- _EXCERPT PROVIDED_
########################################

Singer also addresses other ways in which liberals have attempted to establish a decisive boundary beyond which abortion is unacceptable. He dismisses the idea of “quickening,” or the moment when the soul enters the body of the child, signaled by the baby’s first movement, as a piece of theological mystification. He also reject s the moment at which the child feels pain as arbitrary—though here he points to the fact that the pain argument achieves neither what pro-lifers desire (protection of the child from harm from the very moment of contraception) nor what pro-choices desire (because it pushes the boundary for abortion to the very early stages of pregnancy when the woman might not actually know that she has conceived [Singer, Writings on an Ethical Life, 149-50]).

 

Singer also rejects the argument that abortion laws simply drive abortions underground, making them illegal but not stopping them. That, he notes, is an argument against abortion laws, not an argument in favor of the moral legitimacy of abortion considered in itself (Singer, Writings on an Ethical Life, 150-51). He also rejects the idea that, as a “victimless crime” analogous to homosexual acts between consenting adult males, it should be outside the scope of legislation. This notion falls because the very debate about abortion is really a debate about the status of the baby in the womb and thus about whether abortion can therefore be categorized as involving a victim (Singer, Writings on an Ethical Life, 151-52).

########################################

Quote the passage on Singer's arguments about abortion word for word, starting with "Singer also addresses" and going on through "Ethical Life, 149-50]).".

Spatial layout data
########################################

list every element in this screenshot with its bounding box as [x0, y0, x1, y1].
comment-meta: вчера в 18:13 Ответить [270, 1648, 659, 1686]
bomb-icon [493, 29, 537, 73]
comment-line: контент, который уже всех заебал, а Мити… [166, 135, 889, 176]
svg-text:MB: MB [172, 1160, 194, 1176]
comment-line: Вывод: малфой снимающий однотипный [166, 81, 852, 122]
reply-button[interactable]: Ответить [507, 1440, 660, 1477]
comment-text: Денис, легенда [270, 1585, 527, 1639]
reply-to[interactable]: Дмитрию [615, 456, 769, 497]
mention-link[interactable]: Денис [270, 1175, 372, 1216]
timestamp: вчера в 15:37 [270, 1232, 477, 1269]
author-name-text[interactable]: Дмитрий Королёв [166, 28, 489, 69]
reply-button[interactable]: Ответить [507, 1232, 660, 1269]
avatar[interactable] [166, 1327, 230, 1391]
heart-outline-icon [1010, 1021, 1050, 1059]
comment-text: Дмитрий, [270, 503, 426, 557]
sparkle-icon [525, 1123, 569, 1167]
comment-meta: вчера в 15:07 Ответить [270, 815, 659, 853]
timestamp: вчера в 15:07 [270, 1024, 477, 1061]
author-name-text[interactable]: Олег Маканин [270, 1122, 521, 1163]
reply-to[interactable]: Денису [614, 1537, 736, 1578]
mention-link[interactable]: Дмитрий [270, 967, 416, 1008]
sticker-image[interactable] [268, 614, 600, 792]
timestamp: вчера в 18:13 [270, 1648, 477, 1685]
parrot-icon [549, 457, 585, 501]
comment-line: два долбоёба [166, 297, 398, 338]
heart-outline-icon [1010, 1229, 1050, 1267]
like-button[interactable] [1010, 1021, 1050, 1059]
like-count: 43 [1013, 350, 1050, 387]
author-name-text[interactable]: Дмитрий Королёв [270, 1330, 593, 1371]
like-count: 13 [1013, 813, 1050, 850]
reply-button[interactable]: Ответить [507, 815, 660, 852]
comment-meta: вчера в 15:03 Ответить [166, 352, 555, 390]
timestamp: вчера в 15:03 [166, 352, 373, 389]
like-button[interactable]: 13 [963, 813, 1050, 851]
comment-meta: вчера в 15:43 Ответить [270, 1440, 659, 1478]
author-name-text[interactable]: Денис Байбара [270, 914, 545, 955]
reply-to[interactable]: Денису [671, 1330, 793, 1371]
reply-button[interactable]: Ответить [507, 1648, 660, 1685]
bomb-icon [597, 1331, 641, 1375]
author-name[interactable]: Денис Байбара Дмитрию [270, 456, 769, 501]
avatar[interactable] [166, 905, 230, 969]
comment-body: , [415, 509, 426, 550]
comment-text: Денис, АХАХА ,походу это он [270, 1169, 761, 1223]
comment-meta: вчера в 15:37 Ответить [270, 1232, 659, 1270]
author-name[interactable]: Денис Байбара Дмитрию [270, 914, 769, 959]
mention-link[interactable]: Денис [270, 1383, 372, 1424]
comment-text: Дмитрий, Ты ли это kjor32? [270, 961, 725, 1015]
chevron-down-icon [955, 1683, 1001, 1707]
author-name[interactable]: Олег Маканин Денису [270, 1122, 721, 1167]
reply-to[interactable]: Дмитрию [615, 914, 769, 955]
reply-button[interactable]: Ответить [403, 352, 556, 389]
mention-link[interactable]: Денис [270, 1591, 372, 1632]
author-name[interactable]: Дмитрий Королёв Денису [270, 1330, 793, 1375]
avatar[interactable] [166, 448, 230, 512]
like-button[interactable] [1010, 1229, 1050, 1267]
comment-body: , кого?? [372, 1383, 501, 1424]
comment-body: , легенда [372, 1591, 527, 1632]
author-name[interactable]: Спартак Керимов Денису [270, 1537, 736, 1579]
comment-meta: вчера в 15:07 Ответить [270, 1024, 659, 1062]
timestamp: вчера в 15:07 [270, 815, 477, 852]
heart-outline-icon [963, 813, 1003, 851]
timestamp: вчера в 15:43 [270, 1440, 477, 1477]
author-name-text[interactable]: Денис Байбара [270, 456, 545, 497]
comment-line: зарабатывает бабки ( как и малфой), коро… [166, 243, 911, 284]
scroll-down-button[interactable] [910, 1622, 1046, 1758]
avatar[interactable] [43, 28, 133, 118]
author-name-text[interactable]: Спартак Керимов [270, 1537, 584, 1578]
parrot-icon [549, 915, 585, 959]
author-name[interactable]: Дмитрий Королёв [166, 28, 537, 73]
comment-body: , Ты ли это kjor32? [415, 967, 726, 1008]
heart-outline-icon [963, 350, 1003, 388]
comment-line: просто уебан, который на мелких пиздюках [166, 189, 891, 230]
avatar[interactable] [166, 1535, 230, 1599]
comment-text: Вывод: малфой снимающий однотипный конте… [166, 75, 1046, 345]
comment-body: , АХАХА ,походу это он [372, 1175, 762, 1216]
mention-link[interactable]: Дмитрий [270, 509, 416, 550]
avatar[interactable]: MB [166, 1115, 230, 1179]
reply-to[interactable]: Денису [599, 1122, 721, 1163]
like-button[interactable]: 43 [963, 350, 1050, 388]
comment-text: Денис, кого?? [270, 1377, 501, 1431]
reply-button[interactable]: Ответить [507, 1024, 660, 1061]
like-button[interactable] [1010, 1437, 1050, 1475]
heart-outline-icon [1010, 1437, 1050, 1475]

########################################

- _FINAL ANSWER_
Singer also addresses other ways in which liberals have attempted to establish a decisive boundary beyond which abortion is unacceptable. He dismisses the idea of “quickening,” or the moment when the soul enters the body of the child, signaled by the baby’s first movement, as a piece of theological mystification. He also reject s the moment at which the child feels pain as arbitrary—though here he points to the fact that the pain argument achieves neither what pro-lifers desire (protection of the child from harm from the very moment of contraception) nor what pro-choices desire (because it pushes the boundary for abortion to the very early stages of pregnancy when the woman might not actually know that she has conceived [Singer, Writings on an Ethical Life, 149-50]).